## [Job]
Rewrite the material below, swapping each "row-condition" for "row-weather" and leaving everything else unchanged.

## [Data lines]
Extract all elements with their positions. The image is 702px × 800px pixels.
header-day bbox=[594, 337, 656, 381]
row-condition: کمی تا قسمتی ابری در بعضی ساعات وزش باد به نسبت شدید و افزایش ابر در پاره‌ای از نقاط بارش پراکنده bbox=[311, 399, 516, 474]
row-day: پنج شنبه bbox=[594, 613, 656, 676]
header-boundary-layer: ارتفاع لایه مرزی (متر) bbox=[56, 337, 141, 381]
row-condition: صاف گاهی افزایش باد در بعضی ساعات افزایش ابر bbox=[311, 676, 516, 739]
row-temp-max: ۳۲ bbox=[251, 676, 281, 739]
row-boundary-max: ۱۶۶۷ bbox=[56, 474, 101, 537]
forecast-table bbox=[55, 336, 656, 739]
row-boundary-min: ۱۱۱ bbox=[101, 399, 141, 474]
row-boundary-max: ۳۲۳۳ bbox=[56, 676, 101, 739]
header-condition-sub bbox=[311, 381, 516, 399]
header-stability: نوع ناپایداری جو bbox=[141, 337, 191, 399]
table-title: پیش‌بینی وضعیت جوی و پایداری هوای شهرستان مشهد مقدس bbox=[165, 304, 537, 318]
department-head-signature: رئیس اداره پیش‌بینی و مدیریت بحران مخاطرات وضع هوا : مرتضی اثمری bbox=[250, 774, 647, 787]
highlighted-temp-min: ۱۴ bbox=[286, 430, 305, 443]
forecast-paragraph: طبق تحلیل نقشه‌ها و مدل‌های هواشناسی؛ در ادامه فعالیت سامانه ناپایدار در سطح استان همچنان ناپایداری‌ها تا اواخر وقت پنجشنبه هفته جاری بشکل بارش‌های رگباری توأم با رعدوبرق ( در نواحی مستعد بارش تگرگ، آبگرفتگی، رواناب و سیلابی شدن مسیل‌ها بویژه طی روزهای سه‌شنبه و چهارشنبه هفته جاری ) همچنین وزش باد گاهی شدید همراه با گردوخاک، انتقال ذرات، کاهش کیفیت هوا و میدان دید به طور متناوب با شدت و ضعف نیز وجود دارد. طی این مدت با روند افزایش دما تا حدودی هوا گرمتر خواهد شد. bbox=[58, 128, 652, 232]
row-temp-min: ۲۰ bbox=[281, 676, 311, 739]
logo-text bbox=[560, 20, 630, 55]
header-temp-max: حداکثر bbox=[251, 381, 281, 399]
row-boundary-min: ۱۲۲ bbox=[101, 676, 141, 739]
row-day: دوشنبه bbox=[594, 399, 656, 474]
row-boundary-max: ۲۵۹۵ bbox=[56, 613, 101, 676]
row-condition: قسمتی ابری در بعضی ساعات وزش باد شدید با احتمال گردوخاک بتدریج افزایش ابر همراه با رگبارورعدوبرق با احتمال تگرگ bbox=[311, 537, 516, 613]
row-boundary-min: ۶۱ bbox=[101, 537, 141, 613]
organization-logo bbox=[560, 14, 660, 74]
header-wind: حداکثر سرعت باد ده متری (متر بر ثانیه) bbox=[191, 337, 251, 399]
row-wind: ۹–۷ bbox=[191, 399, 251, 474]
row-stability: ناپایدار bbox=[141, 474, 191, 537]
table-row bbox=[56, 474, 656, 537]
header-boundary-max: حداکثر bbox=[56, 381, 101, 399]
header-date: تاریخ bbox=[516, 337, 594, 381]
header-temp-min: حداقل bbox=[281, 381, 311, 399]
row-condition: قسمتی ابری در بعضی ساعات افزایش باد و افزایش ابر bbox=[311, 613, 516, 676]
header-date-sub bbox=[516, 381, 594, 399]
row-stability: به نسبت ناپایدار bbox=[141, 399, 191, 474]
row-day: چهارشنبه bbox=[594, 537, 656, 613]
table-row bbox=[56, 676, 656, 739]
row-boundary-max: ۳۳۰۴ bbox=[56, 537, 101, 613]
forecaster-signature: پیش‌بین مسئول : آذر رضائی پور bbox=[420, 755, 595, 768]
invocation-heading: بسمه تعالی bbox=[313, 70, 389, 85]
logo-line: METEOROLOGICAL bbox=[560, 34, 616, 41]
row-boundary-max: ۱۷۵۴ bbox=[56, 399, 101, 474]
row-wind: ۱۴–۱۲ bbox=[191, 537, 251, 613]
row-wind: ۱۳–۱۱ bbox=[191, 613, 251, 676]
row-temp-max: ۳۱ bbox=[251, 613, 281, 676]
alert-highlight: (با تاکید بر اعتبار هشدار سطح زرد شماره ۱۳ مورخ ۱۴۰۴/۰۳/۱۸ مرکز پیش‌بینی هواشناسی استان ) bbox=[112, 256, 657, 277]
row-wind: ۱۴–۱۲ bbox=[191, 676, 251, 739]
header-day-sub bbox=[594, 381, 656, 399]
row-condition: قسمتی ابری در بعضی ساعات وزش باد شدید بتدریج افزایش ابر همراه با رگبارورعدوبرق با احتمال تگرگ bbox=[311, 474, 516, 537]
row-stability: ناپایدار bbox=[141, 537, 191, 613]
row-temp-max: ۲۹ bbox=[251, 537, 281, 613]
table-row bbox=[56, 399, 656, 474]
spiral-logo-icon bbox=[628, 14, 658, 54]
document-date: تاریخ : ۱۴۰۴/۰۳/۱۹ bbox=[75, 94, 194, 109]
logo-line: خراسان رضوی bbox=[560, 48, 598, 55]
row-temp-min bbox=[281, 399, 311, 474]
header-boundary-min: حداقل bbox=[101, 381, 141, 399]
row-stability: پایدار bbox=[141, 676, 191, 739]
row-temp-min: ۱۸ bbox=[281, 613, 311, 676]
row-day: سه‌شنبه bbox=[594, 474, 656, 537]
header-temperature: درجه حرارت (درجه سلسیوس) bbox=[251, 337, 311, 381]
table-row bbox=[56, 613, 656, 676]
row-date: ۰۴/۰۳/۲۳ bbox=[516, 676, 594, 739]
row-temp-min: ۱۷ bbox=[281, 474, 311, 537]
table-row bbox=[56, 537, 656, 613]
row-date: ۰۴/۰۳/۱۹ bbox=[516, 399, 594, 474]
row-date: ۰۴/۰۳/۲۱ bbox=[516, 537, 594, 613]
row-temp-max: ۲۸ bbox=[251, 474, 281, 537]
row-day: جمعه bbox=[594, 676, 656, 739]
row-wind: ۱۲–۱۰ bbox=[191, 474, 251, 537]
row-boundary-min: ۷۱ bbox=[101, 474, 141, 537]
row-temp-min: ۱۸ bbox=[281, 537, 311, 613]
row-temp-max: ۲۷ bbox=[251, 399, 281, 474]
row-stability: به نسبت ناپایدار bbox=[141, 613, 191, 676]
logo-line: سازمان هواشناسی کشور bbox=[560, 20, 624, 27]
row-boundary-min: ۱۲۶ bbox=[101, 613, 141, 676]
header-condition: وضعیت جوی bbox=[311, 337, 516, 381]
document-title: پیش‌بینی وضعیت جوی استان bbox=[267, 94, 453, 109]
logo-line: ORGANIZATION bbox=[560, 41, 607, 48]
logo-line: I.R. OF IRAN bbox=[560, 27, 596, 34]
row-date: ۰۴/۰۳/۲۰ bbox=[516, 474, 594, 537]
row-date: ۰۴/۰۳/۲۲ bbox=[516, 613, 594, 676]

## [Solution for this problem]
Extract all elements with their positions. The image is 702px × 800px pixels.
header-day bbox=[594, 337, 656, 381]
row-weather: کمی تا قسمتی ابری در بعضی ساعات وزش باد به نسبت شدید و افزایش ابر در پاره‌ای از نقاط بارش پراکنده bbox=[311, 399, 516, 474]
row-day: پنج شنبه bbox=[594, 613, 656, 676]
header-boundary-layer: ارتفاع لایه مرزی (متر) bbox=[56, 337, 141, 381]
row-weather: صاف گاهی افزایش باد در بعضی ساعات افزایش ابر bbox=[311, 676, 516, 739]
row-temp-max: ۳۲ bbox=[251, 676, 281, 739]
row-boundary-max: ۱۶۶۷ bbox=[56, 474, 101, 537]
forecast-table bbox=[55, 336, 656, 739]
row-boundary-min: ۱۱۱ bbox=[101, 399, 141, 474]
row-boundary-max: ۳۲۳۳ bbox=[56, 676, 101, 739]
header-condition-sub bbox=[311, 381, 516, 399]
header-stability: نوع ناپایداری جو bbox=[141, 337, 191, 399]
table-title: پیش‌بینی وضعیت جوی و پایداری هوای شهرستان مشهد مقدس bbox=[165, 304, 537, 318]
department-head-signature: رئیس اداره پیش‌بینی و مدیریت بحران مخاطرات وضع هوا : مرتضی اثمری bbox=[250, 774, 647, 787]
highlighted-temp-min: ۱۴ bbox=[286, 430, 305, 443]
forecast-paragraph: طبق تحلیل نقشه‌ها و مدل‌های هواشناسی؛ در ادامه فعالیت سامانه ناپایدار در سطح استان همچنان ناپایداری‌ها تا اواخر وقت پنجشنبه هفته جاری بشکل بارش‌های رگباری توأم با رعدوبرق ( در نواحی مستعد بارش تگرگ، آبگرفتگی، رواناب و سیلابی شدن مسیل‌ها بویژه طی روزهای سه‌شنبه و چهارشنبه هفته جاری ) همچنین وزش باد گاهی شدید همراه با گردوخاک، انتقال ذرات، کاهش کیفیت هوا و میدان دید به طور متناوب با شدت و ضعف نیز وجود دارد. طی این مدت با روند افزایش دما تا حدودی هوا گرمتر خواهد شد. bbox=[58, 128, 652, 232]
row-temp-min: ۲۰ bbox=[281, 676, 311, 739]
logo-text bbox=[560, 20, 630, 55]
header-temp-max: حداکثر bbox=[251, 381, 281, 399]
row-boundary-min: ۱۲۲ bbox=[101, 676, 141, 739]
row-day: دوشنبه bbox=[594, 399, 656, 474]
row-boundary-max: ۲۵۹۵ bbox=[56, 613, 101, 676]
row-weather: قسمتی ابری در بعضی ساعات وزش باد شدید با احتمال گردوخاک بتدریج افزایش ابر همراه با رگبارورعدوبرق با احتمال تگرگ bbox=[311, 537, 516, 613]
row-boundary-min: ۶۱ bbox=[101, 537, 141, 613]
organization-logo bbox=[560, 14, 660, 74]
header-wind: حداکثر سرعت باد ده متری (متر بر ثانیه) bbox=[191, 337, 251, 399]
row-wind: ۹–۷ bbox=[191, 399, 251, 474]
row-stability: ناپایدار bbox=[141, 474, 191, 537]
table-row bbox=[56, 474, 656, 537]
header-boundary-max: حداکثر bbox=[56, 381, 101, 399]
header-date: تاریخ bbox=[516, 337, 594, 381]
header-temp-min: حداقل bbox=[281, 381, 311, 399]
row-weather: قسمتی ابری در بعضی ساعات افزایش باد و افزایش ابر bbox=[311, 613, 516, 676]
header-date-sub bbox=[516, 381, 594, 399]
row-stability: به نسبت ناپایدار bbox=[141, 399, 191, 474]
row-day: چهارشنبه bbox=[594, 537, 656, 613]
table-row bbox=[56, 676, 656, 739]
row-boundary-max: ۳۳۰۴ bbox=[56, 537, 101, 613]
forecaster-signature: پیش‌بین مسئول : آذر رضائی پور bbox=[420, 755, 595, 768]
invocation-heading: بسمه تعالی bbox=[313, 70, 389, 85]
logo-line: METEOROLOGICAL bbox=[560, 34, 616, 41]
row-boundary-max: ۱۷۵۴ bbox=[56, 399, 101, 474]
row-wind: ۱۴–۱۲ bbox=[191, 537, 251, 613]
row-wind: ۱۳–۱۱ bbox=[191, 613, 251, 676]
row-temp-max: ۳۱ bbox=[251, 613, 281, 676]
alert-highlight: (با تاکید بر اعتبار هشدار سطح زرد شماره ۱۳ مورخ ۱۴۰۴/۰۳/۱۸ مرکز پیش‌بینی هواشناسی استان ) bbox=[112, 256, 657, 277]
row-wind: ۱۴–۱۲ bbox=[191, 676, 251, 739]
header-day-sub bbox=[594, 381, 656, 399]
row-weather: قسمتی ابری در بعضی ساعات وزش باد شدید بتدریج افزایش ابر همراه با رگبارورعدوبرق با احتمال تگرگ bbox=[311, 474, 516, 537]
row-stability: ناپایدار bbox=[141, 537, 191, 613]
row-temp-max: ۲۹ bbox=[251, 537, 281, 613]
table-row bbox=[56, 399, 656, 474]
spiral-logo-icon bbox=[628, 14, 658, 54]
document-date: تاریخ : ۱۴۰۴/۰۳/۱۹ bbox=[75, 94, 194, 109]
logo-line: خراسان رضوی bbox=[560, 48, 598, 55]
row-temp-min bbox=[281, 399, 311, 474]
header-boundary-min: حداقل bbox=[101, 381, 141, 399]
row-stability: پایدار bbox=[141, 676, 191, 739]
row-temp-min: ۱۸ bbox=[281, 613, 311, 676]
row-day: سه‌شنبه bbox=[594, 474, 656, 537]
header-temperature: درجه حرارت (درجه سلسیوس) bbox=[251, 337, 311, 381]
table-row bbox=[56, 613, 656, 676]
row-date: ۰۴/۰۳/۲۳ bbox=[516, 676, 594, 739]
row-temp-min: ۱۷ bbox=[281, 474, 311, 537]
table-row bbox=[56, 537, 656, 613]
row-date: ۰۴/۰۳/۱۹ bbox=[516, 399, 594, 474]
row-date: ۰۴/۰۳/۲۱ bbox=[516, 537, 594, 613]
row-temp-max: ۲۸ bbox=[251, 474, 281, 537]
row-day: جمعه bbox=[594, 676, 656, 739]
row-wind: ۱۲–۱۰ bbox=[191, 474, 251, 537]
row-boundary-min: ۷۱ bbox=[101, 474, 141, 537]
row-temp-min: ۱۸ bbox=[281, 537, 311, 613]
row-temp-max: ۲۷ bbox=[251, 399, 281, 474]
row-stability: به نسبت ناپایدار bbox=[141, 613, 191, 676]
logo-line: سازمان هواشناسی کشور bbox=[560, 20, 624, 27]
row-boundary-min: ۱۲۶ bbox=[101, 613, 141, 676]
header-condition: وضعیت جوی bbox=[311, 337, 516, 381]
document-title: پیش‌بینی وضعیت جوی استان bbox=[267, 94, 453, 109]
logo-line: ORGANIZATION bbox=[560, 41, 607, 48]
logo-line: I.R. OF IRAN bbox=[560, 27, 596, 34]
row-date: ۰۴/۰۳/۲۰ bbox=[516, 474, 594, 537]
row-date: ۰۴/۰۳/۲۲ bbox=[516, 613, 594, 676]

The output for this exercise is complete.